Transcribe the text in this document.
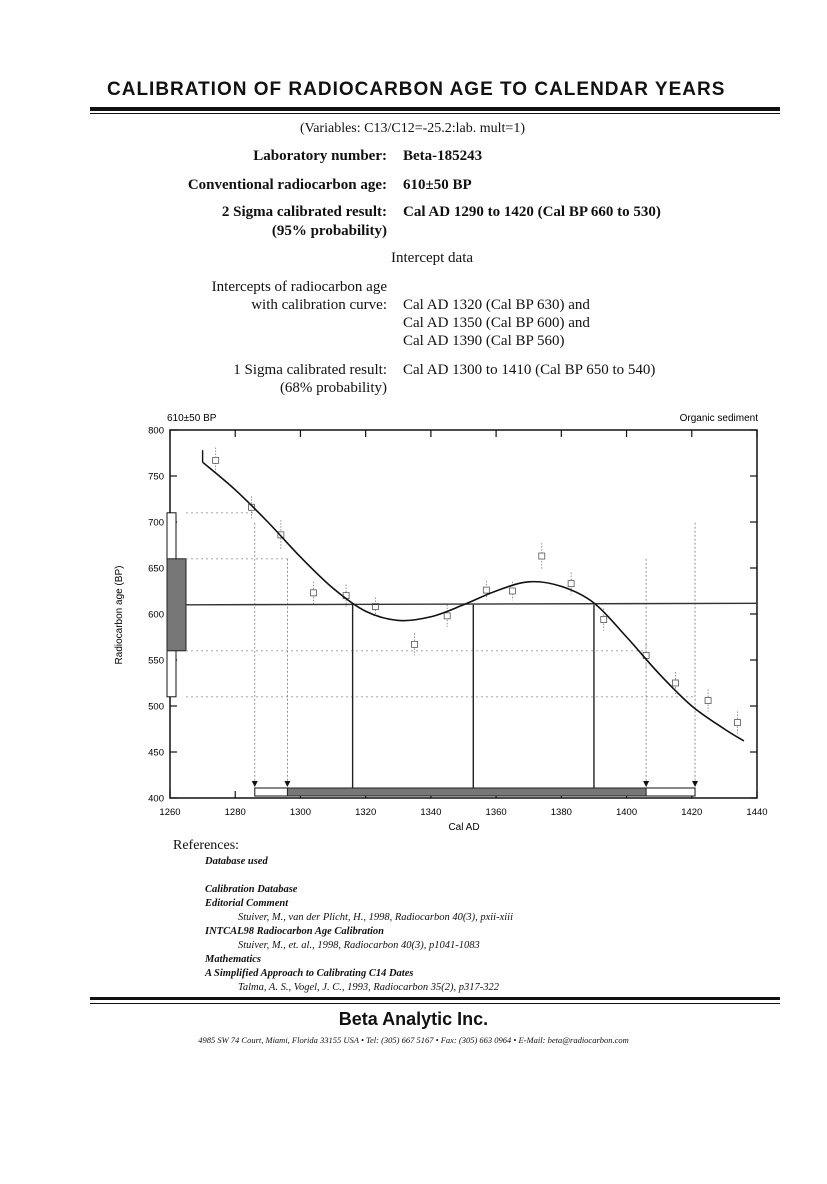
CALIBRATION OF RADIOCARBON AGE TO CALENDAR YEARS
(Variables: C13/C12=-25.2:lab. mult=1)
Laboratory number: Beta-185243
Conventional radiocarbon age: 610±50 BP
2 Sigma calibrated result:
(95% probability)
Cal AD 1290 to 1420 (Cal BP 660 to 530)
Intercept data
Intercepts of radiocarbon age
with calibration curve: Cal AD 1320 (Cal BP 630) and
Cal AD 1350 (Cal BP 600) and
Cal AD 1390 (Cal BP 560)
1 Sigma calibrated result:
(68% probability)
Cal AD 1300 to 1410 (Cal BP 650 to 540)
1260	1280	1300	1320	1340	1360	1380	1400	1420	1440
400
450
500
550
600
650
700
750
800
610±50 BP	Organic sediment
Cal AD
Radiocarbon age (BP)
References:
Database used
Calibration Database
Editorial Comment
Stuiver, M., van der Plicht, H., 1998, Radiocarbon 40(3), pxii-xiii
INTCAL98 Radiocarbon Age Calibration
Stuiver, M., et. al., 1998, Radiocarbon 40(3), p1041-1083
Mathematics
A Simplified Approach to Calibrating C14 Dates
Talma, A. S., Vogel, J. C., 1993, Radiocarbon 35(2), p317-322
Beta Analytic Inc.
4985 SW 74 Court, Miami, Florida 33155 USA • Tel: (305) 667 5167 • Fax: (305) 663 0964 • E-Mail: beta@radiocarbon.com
* * *
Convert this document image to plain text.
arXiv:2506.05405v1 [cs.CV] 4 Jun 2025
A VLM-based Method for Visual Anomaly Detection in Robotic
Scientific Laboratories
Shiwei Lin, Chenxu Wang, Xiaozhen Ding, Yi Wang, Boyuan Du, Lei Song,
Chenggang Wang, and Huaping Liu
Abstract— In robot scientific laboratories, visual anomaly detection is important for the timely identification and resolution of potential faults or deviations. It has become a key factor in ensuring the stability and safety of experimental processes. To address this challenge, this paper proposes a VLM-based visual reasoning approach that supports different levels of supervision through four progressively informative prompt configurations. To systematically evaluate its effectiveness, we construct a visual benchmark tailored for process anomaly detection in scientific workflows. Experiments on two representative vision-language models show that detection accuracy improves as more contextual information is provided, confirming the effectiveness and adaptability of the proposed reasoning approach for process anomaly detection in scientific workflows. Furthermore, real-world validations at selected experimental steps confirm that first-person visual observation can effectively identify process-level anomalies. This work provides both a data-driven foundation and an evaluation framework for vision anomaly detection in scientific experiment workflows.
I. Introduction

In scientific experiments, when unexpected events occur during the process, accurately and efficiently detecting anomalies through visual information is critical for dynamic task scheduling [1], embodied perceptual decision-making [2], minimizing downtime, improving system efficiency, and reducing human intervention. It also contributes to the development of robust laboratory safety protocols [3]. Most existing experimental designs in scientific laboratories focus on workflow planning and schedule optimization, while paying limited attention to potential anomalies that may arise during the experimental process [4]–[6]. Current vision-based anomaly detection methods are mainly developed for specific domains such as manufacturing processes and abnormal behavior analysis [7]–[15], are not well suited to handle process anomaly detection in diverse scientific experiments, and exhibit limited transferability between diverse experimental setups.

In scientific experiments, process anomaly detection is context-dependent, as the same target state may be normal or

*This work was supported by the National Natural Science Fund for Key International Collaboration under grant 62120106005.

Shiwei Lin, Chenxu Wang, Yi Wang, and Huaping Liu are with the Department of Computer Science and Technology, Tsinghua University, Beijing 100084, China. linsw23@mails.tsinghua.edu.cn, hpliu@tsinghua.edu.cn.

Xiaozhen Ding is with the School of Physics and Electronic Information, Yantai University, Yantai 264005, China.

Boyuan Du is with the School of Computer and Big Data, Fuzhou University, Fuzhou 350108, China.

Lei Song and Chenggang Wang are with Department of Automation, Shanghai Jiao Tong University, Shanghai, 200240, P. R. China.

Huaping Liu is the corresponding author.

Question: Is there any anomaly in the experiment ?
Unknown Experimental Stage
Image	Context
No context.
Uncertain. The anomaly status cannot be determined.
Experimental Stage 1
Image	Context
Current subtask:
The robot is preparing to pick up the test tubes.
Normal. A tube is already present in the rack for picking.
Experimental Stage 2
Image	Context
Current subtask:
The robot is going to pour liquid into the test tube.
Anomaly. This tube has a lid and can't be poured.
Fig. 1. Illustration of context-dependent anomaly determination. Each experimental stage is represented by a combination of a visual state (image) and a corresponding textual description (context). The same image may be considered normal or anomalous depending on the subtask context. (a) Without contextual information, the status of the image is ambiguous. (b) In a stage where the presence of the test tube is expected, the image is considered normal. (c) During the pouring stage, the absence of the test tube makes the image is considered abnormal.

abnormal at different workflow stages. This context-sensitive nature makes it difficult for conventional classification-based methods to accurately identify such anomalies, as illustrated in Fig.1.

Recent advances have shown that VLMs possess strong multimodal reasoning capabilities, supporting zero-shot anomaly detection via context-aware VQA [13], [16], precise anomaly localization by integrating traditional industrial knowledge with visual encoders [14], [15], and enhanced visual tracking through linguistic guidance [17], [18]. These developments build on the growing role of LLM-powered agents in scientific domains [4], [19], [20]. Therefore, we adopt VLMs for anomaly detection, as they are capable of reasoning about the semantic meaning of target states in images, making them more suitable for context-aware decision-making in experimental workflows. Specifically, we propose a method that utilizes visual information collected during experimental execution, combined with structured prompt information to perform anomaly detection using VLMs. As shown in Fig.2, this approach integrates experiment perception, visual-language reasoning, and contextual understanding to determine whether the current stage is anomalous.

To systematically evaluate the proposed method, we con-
==
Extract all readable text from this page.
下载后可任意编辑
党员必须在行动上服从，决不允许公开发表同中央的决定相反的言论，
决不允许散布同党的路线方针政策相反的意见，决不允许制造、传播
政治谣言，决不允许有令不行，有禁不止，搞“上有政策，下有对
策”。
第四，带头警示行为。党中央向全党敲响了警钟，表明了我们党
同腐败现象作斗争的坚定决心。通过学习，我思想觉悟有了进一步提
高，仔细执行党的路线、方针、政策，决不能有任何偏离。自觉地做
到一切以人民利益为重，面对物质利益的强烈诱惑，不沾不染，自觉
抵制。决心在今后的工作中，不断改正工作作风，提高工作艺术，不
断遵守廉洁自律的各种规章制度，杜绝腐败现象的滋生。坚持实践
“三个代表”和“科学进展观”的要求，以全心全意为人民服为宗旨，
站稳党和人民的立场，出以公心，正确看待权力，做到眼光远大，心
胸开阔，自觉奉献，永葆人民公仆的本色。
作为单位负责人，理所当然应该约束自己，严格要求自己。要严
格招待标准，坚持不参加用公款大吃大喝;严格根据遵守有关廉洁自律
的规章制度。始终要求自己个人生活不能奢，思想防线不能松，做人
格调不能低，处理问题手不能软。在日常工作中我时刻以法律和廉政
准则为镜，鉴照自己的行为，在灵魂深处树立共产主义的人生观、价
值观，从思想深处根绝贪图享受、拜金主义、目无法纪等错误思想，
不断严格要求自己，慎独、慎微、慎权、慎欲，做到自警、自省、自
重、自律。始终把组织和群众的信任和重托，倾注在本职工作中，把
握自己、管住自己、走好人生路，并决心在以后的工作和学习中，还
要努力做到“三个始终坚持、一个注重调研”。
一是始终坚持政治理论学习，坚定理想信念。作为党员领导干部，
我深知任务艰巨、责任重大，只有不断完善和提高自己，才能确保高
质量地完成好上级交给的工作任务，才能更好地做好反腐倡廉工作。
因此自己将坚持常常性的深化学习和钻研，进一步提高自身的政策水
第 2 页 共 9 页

◆ CHALLENGE: Go through the records and copy each line with "Chenggang" in it.

◆ EXERCISE ANSWER:
Chenggang Wang, and Huaping Liu
Lei Song and Chenggang Wang are with Department of Automation, Shanghai Jiao Tong University, Shanghai, 200240, P. R. China.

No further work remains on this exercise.